## The problem
Quote the records below line for line, without changing anything.

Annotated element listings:
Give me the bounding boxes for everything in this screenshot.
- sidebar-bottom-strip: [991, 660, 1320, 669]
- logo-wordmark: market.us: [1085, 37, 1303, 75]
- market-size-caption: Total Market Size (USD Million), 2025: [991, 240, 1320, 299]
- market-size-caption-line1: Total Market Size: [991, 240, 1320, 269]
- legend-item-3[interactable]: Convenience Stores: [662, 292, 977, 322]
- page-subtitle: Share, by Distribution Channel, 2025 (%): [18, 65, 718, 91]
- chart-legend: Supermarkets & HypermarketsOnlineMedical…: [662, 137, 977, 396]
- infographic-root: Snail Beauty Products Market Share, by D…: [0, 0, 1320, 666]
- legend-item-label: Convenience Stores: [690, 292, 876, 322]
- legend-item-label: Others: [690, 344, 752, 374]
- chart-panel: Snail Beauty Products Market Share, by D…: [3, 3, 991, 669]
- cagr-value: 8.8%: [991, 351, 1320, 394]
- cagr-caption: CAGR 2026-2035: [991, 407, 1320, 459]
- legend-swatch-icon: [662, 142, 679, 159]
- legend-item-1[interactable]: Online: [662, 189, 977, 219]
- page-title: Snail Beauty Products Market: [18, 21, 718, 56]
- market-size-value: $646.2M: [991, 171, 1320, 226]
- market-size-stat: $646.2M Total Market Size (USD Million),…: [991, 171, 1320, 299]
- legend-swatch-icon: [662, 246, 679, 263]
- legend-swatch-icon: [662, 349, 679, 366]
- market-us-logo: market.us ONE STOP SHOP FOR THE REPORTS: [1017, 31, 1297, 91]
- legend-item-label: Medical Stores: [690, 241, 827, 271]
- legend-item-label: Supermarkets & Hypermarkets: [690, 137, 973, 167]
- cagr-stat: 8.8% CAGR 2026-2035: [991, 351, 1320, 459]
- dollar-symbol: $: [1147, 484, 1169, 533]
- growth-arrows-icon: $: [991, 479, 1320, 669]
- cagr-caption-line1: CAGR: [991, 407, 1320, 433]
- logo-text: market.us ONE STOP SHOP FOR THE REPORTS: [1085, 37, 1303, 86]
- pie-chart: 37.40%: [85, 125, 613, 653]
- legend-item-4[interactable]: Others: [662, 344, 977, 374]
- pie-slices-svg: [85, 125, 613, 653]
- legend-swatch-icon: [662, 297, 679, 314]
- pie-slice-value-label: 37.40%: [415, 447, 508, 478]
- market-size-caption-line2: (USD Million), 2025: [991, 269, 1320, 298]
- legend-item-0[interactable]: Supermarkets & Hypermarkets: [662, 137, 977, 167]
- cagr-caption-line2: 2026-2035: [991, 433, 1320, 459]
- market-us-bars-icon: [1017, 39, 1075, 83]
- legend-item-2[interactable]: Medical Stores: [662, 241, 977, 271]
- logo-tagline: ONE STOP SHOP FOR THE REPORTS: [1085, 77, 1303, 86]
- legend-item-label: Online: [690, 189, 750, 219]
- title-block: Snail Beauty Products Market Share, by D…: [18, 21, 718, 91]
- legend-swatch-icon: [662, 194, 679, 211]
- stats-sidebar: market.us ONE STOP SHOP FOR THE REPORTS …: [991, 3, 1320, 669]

## Complete answer
Give me the bounding boxes for everything in this screenshot.
- sidebar-bottom-strip: [991, 660, 1320, 669]
- logo-wordmark: market.us: [1085, 37, 1303, 75]
- market-size-caption: Total Market Size (USD Million), 2025: [991, 240, 1320, 299]
- market-size-caption-line1: Total Market Size: [991, 240, 1320, 269]
- legend-item-3[interactable]: Convenience Stores: [662, 292, 977, 322]
- page-subtitle: Share, by Distribution Channel, 2025 (%): [18, 65, 718, 91]
- chart-legend: Supermarkets & HypermarketsOnlineMedical…: [662, 137, 977, 396]
- infographic-root: Snail Beauty Products Market Share, by D…: [0, 0, 1320, 666]
- legend-item-label: Convenience Stores: [690, 292, 876, 322]
- legend-item-label: Others: [690, 344, 752, 374]
- chart-panel: Snail Beauty Products Market Share, by D…: [3, 3, 991, 669]
- cagr-value: 8.8%: [991, 351, 1320, 394]
- cagr-caption: CAGR 2026-2035: [991, 407, 1320, 459]
- legend-swatch-icon: [662, 142, 679, 159]
- legend-item-1[interactable]: Online: [662, 189, 977, 219]
- page-title: Snail Beauty Products Market: [18, 21, 718, 56]
- market-size-value: $646.2M: [991, 171, 1320, 226]
- market-size-stat: $646.2M Total Market Size (USD Million),…: [991, 171, 1320, 299]
- legend-swatch-icon: [662, 246, 679, 263]
- legend-swatch-icon: [662, 349, 679, 366]
- market-us-logo: market.us ONE STOP SHOP FOR THE REPORTS: [1017, 31, 1297, 91]
- legend-item-label: Medical Stores: [690, 241, 827, 271]
- legend-item-label: Supermarkets & Hypermarkets: [690, 137, 973, 167]
- cagr-stat: 8.8% CAGR 2026-2035: [991, 351, 1320, 459]
- dollar-symbol: $: [1147, 484, 1169, 533]
- growth-arrows-icon: $: [991, 479, 1320, 669]
- cagr-caption-line1: CAGR: [991, 407, 1320, 433]
- logo-text: market.us ONE STOP SHOP FOR THE REPORTS: [1085, 37, 1303, 86]
- pie-chart: 37.40%: [85, 125, 613, 653]
- legend-item-4[interactable]: Others: [662, 344, 977, 374]
- pie-slices-svg: [85, 125, 613, 653]
- legend-swatch-icon: [662, 297, 679, 314]
- pie-slice-value-label: 37.40%: [415, 447, 508, 478]
- market-size-caption-line2: (USD Million), 2025: [991, 269, 1320, 298]
- legend-item-0[interactable]: Supermarkets & Hypermarkets: [662, 137, 977, 167]
- cagr-caption-line2: 2026-2035: [991, 433, 1320, 459]
- market-us-bars-icon: [1017, 39, 1075, 83]
- legend-item-2[interactable]: Medical Stores: [662, 241, 977, 271]
- logo-tagline: ONE STOP SHOP FOR THE REPORTS: [1085, 77, 1303, 86]
- legend-item-label: Online: [690, 189, 750, 219]
- title-block: Snail Beauty Products Market Share, by D…: [18, 21, 718, 91]
- legend-swatch-icon: [662, 194, 679, 211]
- stats-sidebar: market.us ONE STOP SHOP FOR THE REPORTS …: [991, 3, 1320, 669]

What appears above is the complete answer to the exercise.